• _Work to do_:
Your task is to filter the data below down to the lines holding "name".

• _Given records_:
-- start --

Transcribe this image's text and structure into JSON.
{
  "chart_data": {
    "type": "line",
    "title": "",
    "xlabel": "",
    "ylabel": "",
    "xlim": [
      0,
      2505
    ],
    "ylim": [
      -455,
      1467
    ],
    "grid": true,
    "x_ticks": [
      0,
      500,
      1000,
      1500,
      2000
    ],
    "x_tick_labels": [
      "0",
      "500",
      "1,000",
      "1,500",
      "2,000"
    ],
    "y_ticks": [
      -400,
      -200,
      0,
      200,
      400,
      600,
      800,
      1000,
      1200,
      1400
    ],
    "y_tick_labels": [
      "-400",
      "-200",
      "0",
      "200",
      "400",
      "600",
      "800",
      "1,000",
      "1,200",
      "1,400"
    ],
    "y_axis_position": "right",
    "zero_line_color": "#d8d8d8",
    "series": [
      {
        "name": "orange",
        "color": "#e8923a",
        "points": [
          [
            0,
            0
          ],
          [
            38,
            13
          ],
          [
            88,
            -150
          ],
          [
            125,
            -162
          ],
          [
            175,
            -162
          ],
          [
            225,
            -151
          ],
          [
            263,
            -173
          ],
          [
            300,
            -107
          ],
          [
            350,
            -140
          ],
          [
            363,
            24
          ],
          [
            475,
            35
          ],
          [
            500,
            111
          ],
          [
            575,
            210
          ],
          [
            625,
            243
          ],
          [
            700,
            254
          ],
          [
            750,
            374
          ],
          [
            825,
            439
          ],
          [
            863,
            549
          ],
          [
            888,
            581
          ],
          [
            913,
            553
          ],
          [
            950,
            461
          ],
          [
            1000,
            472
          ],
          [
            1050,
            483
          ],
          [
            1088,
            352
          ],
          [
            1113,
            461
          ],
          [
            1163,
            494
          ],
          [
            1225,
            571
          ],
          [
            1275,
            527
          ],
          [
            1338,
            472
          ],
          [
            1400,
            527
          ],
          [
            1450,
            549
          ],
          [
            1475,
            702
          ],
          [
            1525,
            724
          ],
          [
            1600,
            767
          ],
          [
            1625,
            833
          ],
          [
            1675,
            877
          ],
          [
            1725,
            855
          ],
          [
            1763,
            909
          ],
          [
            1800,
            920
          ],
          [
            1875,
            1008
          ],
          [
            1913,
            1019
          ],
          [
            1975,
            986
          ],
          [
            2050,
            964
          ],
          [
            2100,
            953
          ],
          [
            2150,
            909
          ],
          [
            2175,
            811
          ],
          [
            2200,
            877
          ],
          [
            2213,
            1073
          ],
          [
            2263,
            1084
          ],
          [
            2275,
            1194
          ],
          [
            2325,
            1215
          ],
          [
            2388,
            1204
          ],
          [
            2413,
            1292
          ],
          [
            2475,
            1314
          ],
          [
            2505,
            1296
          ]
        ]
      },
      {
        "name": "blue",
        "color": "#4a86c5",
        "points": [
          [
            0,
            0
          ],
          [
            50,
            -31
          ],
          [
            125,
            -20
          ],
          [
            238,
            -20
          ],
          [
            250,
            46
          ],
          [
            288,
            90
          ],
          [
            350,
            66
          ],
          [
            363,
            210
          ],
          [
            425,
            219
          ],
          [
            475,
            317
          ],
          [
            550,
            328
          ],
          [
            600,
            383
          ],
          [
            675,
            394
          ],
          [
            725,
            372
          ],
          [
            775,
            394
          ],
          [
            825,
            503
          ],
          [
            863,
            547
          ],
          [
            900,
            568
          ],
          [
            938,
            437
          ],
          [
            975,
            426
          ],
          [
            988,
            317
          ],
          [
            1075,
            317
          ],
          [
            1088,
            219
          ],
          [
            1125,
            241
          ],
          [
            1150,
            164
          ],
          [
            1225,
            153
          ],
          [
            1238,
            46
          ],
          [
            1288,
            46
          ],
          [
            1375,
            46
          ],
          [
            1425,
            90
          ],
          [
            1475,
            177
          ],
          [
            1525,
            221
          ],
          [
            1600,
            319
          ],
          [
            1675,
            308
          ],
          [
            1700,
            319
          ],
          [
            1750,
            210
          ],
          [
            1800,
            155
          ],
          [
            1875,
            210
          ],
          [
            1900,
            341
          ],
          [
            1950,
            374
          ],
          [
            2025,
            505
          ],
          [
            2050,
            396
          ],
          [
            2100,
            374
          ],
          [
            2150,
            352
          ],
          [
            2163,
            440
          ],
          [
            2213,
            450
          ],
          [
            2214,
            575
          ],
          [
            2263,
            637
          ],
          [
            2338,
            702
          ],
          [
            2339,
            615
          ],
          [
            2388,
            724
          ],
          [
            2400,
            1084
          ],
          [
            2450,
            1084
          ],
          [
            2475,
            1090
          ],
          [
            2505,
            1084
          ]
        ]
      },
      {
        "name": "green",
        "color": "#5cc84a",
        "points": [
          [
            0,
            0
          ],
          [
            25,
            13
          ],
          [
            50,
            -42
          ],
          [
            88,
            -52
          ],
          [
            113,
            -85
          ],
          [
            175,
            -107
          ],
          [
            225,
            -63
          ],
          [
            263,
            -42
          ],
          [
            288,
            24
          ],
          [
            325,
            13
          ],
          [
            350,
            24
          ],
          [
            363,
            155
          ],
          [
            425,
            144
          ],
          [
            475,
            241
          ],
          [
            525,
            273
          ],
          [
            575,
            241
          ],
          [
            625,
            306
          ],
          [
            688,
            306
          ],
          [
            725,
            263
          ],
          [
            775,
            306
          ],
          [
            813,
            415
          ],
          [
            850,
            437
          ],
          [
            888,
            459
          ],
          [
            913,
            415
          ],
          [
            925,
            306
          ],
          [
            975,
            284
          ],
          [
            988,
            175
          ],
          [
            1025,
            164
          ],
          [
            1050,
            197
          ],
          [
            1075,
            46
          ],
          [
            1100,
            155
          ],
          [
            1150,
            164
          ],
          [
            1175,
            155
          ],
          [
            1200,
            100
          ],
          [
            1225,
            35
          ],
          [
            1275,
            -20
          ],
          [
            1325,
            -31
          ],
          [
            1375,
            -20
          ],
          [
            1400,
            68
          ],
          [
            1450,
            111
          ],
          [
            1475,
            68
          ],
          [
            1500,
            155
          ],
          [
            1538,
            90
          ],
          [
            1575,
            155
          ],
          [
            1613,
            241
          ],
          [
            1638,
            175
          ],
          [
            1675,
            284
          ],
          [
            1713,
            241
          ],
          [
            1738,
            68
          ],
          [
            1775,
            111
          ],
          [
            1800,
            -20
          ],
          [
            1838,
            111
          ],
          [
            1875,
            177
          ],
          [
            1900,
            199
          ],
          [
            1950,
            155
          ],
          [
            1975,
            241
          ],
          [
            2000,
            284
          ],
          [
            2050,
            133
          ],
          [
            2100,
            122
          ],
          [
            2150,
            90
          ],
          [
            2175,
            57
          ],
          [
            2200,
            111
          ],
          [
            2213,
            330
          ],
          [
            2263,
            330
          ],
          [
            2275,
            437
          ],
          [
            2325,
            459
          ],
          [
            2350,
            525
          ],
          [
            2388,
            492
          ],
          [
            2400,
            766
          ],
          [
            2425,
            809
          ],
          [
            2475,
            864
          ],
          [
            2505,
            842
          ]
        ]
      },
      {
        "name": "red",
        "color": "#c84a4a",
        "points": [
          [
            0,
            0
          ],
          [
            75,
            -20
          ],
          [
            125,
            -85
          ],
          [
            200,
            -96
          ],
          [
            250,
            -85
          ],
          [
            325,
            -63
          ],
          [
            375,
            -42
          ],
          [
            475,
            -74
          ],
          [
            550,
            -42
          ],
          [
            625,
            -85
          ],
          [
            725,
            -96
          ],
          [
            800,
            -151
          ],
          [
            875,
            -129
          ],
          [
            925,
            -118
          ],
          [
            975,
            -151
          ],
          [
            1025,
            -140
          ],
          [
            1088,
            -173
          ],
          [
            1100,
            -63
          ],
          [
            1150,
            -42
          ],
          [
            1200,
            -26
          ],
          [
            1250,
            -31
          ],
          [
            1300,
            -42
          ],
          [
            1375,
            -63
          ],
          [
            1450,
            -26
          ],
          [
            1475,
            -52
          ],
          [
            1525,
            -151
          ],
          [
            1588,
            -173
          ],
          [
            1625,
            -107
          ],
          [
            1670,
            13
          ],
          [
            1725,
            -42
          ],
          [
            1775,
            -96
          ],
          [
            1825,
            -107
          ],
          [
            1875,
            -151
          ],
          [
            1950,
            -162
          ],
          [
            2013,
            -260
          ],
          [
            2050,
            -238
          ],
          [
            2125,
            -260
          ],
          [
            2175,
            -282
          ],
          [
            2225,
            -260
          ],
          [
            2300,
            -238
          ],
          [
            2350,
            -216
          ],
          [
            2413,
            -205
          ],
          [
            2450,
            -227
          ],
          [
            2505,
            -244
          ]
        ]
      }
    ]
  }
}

-- end --

• _Solution for this problem_:
        "name": "orange",
        "name": "blue",
        "name": "green",
        "name": "red",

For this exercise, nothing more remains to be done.